** Start **

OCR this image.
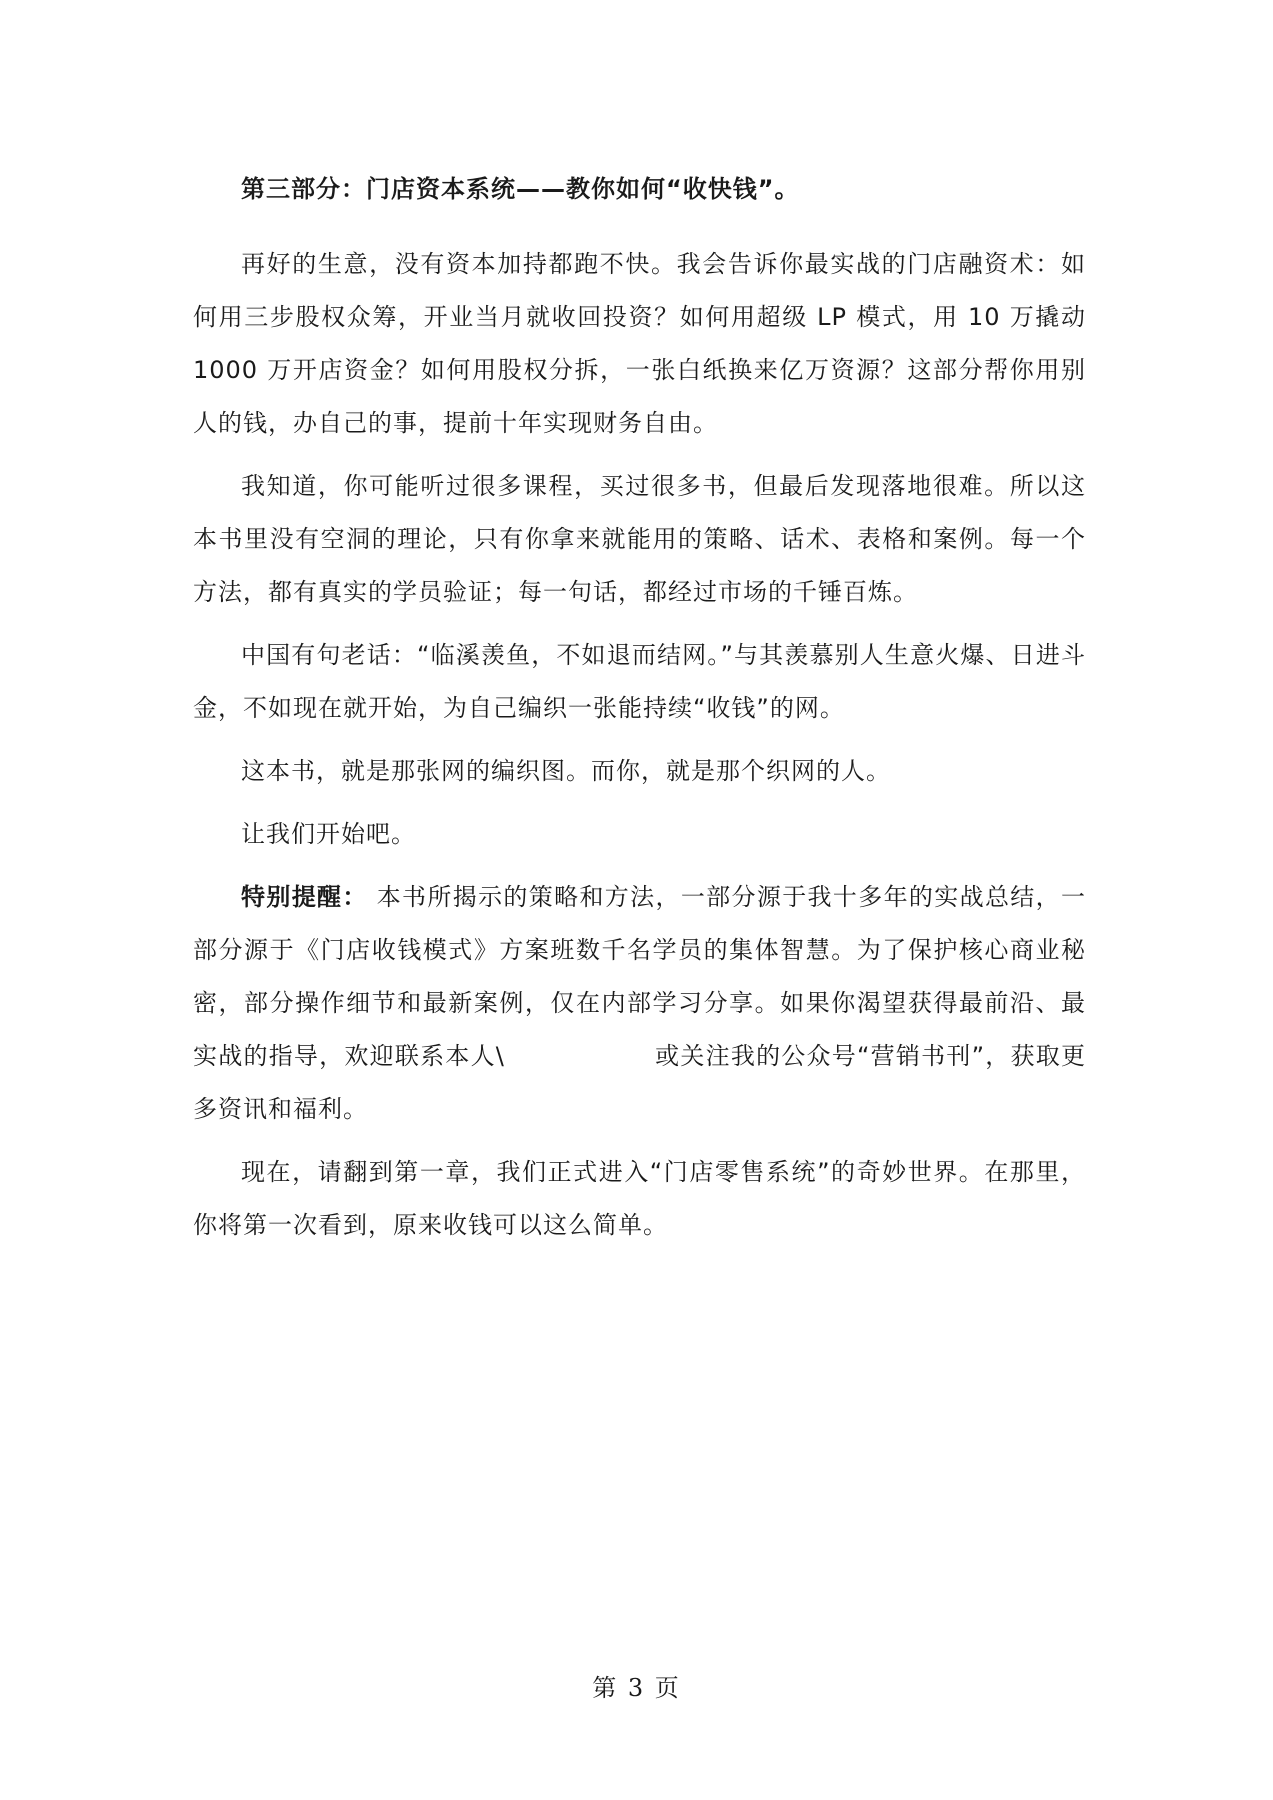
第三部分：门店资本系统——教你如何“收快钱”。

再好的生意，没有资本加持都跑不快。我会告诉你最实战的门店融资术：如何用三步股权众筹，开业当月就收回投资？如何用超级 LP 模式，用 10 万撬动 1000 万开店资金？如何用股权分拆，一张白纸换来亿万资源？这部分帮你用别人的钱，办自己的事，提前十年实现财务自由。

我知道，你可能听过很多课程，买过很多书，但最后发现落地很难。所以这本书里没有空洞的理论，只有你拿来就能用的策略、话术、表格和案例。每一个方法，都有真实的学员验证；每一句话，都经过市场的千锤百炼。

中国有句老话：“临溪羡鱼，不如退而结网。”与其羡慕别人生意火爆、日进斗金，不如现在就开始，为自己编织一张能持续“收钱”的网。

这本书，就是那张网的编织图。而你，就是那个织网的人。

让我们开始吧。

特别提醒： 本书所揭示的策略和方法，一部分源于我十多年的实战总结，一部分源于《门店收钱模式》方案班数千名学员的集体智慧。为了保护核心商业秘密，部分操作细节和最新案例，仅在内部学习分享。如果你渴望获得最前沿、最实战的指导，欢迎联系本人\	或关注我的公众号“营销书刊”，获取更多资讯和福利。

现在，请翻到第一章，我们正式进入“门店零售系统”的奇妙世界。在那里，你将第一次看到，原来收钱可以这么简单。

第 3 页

** End **

> _Set task_:
Copy the data exactly. Any picture it contains is to be omitted.

> _Response for this exercise_:
OCR this image.
第三部分：门店资本系统——教你如何“收快钱”。

再好的生意，没有资本加持都跑不快。我会告诉你最实战的门店融资术：如何用三步股权众筹，开业当月就收回投资？如何用超级 LP 模式，用 10 万撬动 1000 万开店资金？如何用股权分拆，一张白纸换来亿万资源？这部分帮你用别人的钱，办自己的事，提前十年实现财务自由。

我知道，你可能听过很多课程，买过很多书，但最后发现落地很难。所以这本书里没有空洞的理论，只有你拿来就能用的策略、话术、表格和案例。每一个方法，都有真实的学员验证；每一句话，都经过市场的千锤百炼。

中国有句老话：“临溪羡鱼，不如退而结网。”与其羡慕别人生意火爆、日进斗金，不如现在就开始，为自己编织一张能持续“收钱”的网。

这本书，就是那张网的编织图。而你，就是那个织网的人。

让我们开始吧。

特别提醒： 本书所揭示的策略和方法，一部分源于我十多年的实战总结，一部分源于《门店收钱模式》方案班数千名学员的集体智慧。为了保护核心商业秘密，部分操作细节和最新案例，仅在内部学习分享。如果你渴望获得最前沿、最实战的指导，欢迎联系本人\	或关注我的公众号“营销书刊”，获取更多资讯和福利。

现在，请翻到第一章，我们正式进入“门店零售系统”的奇妙世界。在那里，你将第一次看到，原来收钱可以这么简单。

第 3 页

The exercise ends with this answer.